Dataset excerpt

[start]

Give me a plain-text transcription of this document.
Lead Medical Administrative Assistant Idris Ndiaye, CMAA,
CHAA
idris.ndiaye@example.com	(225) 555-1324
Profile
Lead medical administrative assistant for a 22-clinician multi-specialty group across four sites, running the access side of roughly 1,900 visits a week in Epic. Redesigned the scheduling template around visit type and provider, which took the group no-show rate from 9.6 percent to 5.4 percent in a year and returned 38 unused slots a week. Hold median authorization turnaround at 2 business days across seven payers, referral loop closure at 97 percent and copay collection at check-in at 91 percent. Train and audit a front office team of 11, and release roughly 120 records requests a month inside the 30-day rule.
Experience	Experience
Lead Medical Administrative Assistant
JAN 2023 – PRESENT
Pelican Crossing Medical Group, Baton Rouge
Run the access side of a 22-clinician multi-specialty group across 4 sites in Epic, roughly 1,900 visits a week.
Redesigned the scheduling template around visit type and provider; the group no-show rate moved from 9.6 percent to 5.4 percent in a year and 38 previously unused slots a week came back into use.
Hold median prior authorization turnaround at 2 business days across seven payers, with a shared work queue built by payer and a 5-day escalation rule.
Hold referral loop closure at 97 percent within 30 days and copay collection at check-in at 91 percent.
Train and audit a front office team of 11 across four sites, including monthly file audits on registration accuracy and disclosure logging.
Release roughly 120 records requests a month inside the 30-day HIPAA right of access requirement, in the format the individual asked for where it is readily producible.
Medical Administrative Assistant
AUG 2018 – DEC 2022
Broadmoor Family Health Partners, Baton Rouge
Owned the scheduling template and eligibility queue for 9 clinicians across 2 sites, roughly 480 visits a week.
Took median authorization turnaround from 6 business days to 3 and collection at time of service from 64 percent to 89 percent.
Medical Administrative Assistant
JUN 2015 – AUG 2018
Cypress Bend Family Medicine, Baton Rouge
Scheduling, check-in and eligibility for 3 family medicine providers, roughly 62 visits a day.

[end]

# What to do
Exactly reproduce every record.

# Full response
Give me a plain-text transcription of this document.
Lead Medical Administrative Assistant Idris Ndiaye, CMAA,
CHAA
idris.ndiaye@example.com	(225) 555-1324
Profile
Lead medical administrative assistant for a 22-clinician multi-specialty group across four sites, running the access side of roughly 1,900 visits a week in Epic. Redesigned the scheduling template around visit type and provider, which took the group no-show rate from 9.6 percent to 5.4 percent in a year and returned 38 unused slots a week. Hold median authorization turnaround at 2 business days across seven payers, referral loop closure at 97 percent and copay collection at check-in at 91 percent. Train and audit a front office team of 11, and release roughly 120 records requests a month inside the 30-day rule.
Experience	Experience
Lead Medical Administrative Assistant
JAN 2023 – PRESENT
Pelican Crossing Medical Group, Baton Rouge
Run the access side of a 22-clinician multi-specialty group across 4 sites in Epic, roughly 1,900 visits a week.
Redesigned the scheduling template around visit type and provider; the group no-show rate moved from 9.6 percent to 5.4 percent in a year and 38 previously unused slots a week came back into use.
Hold median prior authorization turnaround at 2 business days across seven payers, with a shared work queue built by payer and a 5-day escalation rule.
Hold referral loop closure at 97 percent within 30 days and copay collection at check-in at 91 percent.
Train and audit a front office team of 11 across four sites, including monthly file audits on registration accuracy and disclosure logging.
Release roughly 120 records requests a month inside the 30-day HIPAA right of access requirement, in the format the individual asked for where it is readily producible.
Medical Administrative Assistant
AUG 2018 – DEC 2022
Broadmoor Family Health Partners, Baton Rouge
Owned the scheduling template and eligibility queue for 9 clinicians across 2 sites, roughly 480 visits a week.
Took median authorization turnaround from 6 business days to 3 and collection at time of service from 64 percent to 89 percent.
Medical Administrative Assistant
JUN 2015 – AUG 2018
Cypress Bend Family Medicine, Baton Rouge
Scheduling, check-in and eligibility for 3 family medicine providers, roughly 62 visits a day.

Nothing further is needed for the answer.